┌─ Material supplied

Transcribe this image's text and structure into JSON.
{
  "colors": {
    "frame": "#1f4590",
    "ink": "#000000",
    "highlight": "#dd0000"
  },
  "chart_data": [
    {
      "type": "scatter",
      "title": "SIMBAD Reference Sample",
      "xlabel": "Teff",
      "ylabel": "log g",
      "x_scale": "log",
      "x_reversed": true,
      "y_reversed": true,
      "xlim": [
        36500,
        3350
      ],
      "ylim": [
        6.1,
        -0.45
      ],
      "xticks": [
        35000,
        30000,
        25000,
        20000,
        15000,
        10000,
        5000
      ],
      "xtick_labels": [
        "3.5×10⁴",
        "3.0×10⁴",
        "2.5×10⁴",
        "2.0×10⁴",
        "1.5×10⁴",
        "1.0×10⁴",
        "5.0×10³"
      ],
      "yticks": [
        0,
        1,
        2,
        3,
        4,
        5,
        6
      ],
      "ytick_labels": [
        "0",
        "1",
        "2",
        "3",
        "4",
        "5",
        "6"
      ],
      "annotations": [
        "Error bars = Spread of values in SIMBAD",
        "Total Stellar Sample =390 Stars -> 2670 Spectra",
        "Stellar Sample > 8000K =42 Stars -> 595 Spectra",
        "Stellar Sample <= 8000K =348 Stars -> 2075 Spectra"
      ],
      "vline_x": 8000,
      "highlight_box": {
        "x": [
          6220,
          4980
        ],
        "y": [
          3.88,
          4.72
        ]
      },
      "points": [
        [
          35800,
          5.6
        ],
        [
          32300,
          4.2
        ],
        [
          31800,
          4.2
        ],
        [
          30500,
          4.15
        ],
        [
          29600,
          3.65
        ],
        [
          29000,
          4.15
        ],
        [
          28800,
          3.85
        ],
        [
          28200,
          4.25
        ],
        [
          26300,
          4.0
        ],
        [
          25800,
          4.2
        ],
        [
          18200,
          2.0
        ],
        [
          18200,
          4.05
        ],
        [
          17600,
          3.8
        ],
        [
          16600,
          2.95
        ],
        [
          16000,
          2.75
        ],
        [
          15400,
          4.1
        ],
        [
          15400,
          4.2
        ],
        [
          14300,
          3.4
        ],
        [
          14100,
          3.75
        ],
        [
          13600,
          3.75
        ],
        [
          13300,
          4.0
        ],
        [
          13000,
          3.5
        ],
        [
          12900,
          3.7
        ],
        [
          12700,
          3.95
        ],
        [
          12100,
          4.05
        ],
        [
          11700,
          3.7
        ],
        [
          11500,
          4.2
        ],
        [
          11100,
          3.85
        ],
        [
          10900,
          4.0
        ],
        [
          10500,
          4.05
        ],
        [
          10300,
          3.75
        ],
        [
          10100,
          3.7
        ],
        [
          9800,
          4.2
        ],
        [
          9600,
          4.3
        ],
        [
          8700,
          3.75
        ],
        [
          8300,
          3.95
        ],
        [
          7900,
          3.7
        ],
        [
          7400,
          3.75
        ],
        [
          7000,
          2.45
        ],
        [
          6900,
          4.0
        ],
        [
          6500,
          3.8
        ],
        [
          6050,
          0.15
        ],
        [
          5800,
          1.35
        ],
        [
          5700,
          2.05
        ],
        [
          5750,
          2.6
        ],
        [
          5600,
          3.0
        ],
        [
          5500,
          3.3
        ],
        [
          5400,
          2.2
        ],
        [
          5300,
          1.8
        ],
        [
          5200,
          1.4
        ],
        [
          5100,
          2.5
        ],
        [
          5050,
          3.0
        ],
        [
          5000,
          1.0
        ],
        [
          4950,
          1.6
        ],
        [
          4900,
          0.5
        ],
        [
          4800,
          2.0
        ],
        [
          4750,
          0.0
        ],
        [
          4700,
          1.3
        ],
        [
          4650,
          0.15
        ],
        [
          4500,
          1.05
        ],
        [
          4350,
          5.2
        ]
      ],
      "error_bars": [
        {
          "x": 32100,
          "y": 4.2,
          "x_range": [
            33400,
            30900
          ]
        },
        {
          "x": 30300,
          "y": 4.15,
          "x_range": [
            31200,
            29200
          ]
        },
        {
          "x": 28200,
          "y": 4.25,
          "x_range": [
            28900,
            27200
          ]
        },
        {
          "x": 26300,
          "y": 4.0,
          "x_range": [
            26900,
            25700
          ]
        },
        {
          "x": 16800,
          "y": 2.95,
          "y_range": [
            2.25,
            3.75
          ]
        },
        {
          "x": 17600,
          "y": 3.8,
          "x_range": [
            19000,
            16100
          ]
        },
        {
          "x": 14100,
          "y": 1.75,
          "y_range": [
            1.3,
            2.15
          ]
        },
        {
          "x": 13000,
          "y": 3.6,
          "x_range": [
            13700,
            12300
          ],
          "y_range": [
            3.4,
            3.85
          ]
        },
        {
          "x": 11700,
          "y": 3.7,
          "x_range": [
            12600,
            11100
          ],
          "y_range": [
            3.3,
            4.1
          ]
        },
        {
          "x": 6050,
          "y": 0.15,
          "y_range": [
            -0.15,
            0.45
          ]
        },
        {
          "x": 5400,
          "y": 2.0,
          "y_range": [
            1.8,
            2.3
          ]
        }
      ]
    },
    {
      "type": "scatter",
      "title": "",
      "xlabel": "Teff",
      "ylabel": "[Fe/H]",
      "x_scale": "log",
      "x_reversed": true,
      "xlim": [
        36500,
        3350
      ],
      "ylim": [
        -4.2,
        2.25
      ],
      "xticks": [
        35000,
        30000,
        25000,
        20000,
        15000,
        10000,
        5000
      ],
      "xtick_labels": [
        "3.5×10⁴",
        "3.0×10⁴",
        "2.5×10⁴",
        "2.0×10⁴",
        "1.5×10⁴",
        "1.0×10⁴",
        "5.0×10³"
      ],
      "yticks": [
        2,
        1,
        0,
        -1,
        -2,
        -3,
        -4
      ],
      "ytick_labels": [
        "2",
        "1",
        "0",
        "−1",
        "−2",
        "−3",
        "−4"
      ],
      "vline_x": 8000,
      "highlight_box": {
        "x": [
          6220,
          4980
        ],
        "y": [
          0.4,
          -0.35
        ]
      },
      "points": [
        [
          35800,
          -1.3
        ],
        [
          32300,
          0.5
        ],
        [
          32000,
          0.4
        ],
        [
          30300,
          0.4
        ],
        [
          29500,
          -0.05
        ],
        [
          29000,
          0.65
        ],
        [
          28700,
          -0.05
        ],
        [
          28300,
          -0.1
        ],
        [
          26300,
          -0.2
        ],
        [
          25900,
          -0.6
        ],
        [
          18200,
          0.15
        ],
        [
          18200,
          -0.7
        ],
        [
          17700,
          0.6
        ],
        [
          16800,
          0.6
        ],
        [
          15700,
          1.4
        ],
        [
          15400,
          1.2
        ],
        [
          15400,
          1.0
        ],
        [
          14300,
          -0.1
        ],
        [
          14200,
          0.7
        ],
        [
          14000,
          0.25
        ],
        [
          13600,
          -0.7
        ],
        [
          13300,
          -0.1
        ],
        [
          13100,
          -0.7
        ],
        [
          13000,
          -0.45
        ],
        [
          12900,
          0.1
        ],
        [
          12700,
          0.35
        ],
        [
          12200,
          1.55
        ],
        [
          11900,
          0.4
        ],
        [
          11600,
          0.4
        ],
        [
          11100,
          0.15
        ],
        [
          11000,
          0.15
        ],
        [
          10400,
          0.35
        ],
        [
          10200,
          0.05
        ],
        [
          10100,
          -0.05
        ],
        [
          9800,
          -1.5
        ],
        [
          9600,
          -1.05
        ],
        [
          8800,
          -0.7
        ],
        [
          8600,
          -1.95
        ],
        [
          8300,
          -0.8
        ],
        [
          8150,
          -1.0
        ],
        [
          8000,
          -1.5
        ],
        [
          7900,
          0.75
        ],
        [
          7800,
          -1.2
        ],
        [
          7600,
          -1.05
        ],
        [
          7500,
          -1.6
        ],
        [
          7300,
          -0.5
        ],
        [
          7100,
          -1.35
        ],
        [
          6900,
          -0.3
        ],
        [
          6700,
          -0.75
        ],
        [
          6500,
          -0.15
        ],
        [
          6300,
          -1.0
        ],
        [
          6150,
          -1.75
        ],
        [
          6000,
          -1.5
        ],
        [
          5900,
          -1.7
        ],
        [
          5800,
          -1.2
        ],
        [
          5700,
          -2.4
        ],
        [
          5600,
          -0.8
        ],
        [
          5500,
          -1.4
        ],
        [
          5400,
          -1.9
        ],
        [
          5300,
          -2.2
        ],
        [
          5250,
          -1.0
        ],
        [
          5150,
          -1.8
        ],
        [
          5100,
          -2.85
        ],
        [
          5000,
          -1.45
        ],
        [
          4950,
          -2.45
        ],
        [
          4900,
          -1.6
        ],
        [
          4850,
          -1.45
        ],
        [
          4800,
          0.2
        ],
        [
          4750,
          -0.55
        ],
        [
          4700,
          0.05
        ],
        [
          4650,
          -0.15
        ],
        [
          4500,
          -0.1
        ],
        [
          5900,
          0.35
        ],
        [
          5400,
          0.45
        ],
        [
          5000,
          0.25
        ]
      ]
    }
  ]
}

└─

#### [Task objective]
From the listing above, copy every line that includes the word "Stars".

#### [Task solution]
        "Total Stellar Sample =390 Stars -> 2670 Spectra",
        "Stellar Sample > 8000K =42 Stars -> 595 Spectra",
        "Stellar Sample <= 8000K =348 Stars -> 2075 Spectra"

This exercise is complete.